**Written exercise**. Reproduce the data exactly and drop any pictures it holds.

Entries with figure data
* begin *
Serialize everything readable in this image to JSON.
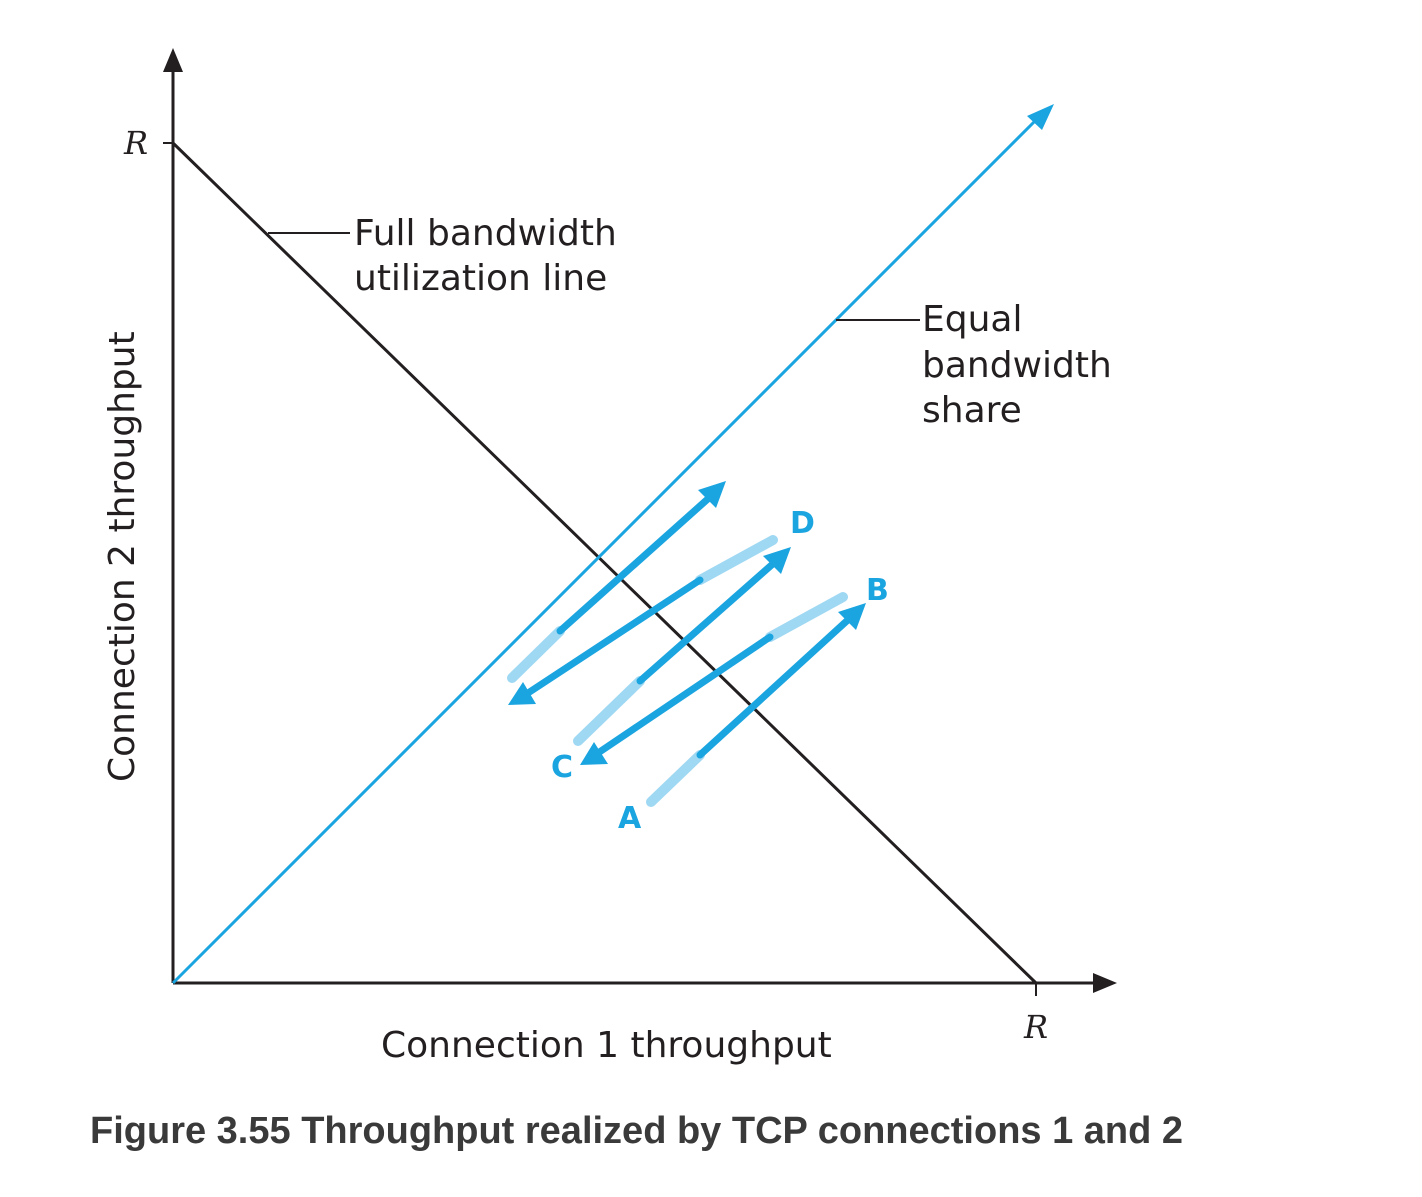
{
  "diagram": {
    "axis_x_label": "Connection 1 throughput",
    "axis_y_label": "Connection 2 throughput",
    "axis_x_max_label": "R",
    "axis_y_max_label": "R",
    "full_bandwidth_label": [
      "Full bandwidth",
      "utilization line"
    ],
    "equal_share_label": [
      "Equal",
      "bandwidth",
      "share"
    ],
    "points": {
      "A": "A",
      "B": "B",
      "C": "C",
      "D": "D"
    },
    "colors": {
      "blue": "#1aa4e0",
      "light_blue": "#9fd8f3",
      "black": "#231f20"
    }
  },
  "caption": "Figure 3.55 Throughput realized by TCP connections 1 and 2"
}
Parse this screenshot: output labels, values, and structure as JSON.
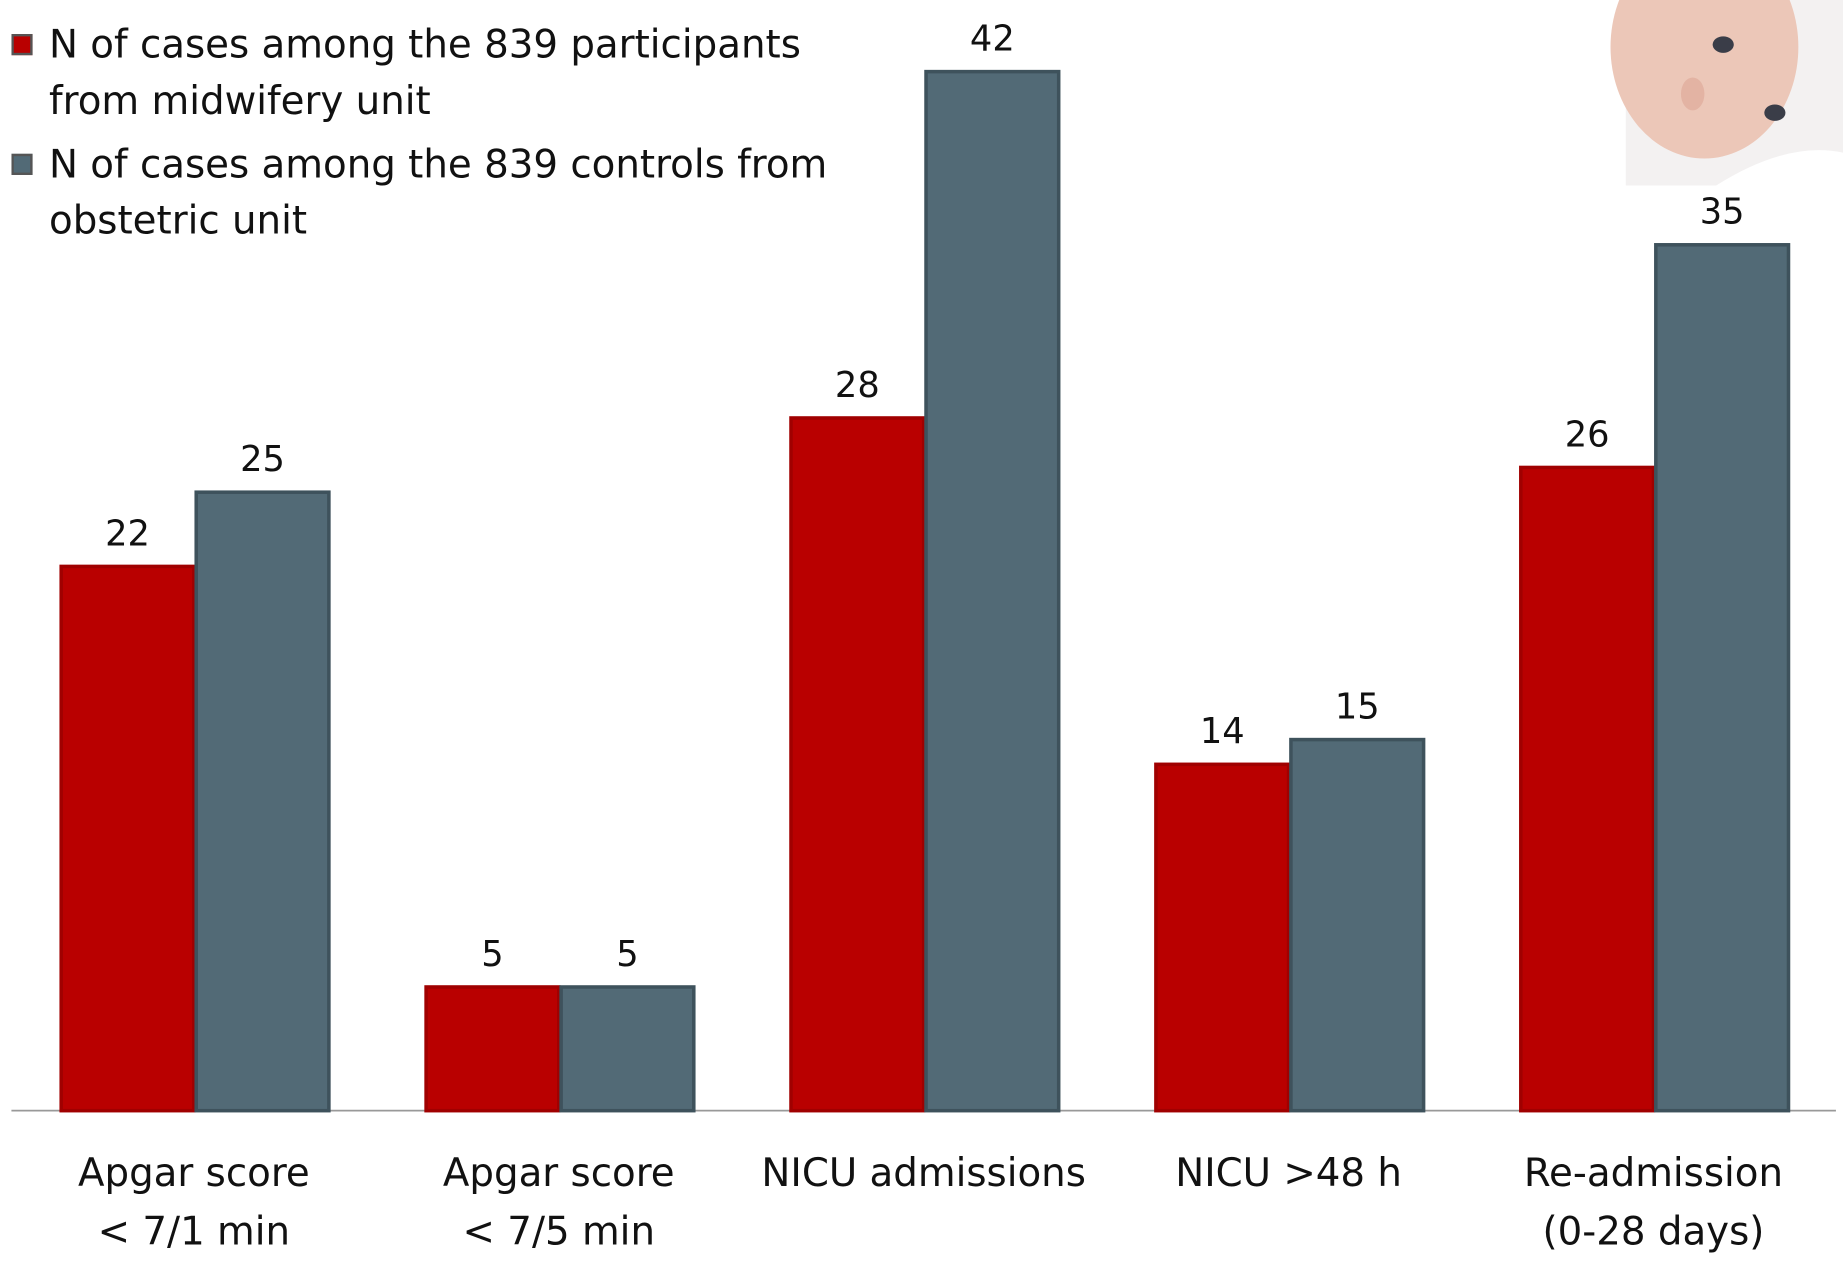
* end *
**Result of this exercise**.
Serialize everything readable in this image to JSON.
{
  "diagram": {
    "axis_x_label": "Connection 1 throughput",
    "axis_y_label": "Connection 2 throughput",
    "axis_x_max_label": "R",
    "axis_y_max_label": "R",
    "full_bandwidth_label": [
      "Full bandwidth",
      "utilization line"
    ],
    "equal_share_label": [
      "Equal",
      "bandwidth",
      "share"
    ],
    "points": {
      "A": "A",
      "B": "B",
      "C": "C",
      "D": "D"
    },
    "colors": {
      "blue": "#1aa4e0",
      "light_blue": "#9fd8f3",
      "black": "#231f20"
    }
  },
  "caption": "Figure 3.55 Throughput realized by TCP connections 1 and 2"
}
Parse this screenshot: output labels, values, and structure as JSON.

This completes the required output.